What the exercise asks. Check each line of the material below for "fresco", then copy the ones that contain it.

═════ Items

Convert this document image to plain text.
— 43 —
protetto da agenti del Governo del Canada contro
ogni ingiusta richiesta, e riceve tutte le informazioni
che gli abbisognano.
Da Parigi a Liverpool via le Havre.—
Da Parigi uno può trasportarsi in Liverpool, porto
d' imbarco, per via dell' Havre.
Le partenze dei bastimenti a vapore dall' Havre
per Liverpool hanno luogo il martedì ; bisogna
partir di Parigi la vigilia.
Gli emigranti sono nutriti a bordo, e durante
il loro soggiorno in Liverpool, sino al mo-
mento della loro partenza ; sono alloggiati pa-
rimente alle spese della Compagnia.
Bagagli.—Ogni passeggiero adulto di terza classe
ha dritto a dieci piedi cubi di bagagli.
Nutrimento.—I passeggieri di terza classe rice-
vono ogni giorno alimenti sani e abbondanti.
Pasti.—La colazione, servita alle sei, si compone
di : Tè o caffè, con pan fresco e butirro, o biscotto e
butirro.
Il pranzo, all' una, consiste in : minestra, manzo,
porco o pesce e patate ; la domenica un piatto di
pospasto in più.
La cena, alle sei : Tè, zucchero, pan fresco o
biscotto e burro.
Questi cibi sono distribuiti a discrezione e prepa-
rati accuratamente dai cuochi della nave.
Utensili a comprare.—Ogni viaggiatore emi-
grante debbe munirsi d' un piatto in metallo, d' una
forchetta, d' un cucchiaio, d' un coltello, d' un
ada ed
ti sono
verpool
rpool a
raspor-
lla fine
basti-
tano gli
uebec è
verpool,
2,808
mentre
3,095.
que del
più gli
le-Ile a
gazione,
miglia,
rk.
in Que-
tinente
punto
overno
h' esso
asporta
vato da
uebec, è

══════════

Correct response.
di : Tè o caffè, con pan fresco e butirro, o biscotto e
La cena, alle sei : Tè, zucchero, pan fresco o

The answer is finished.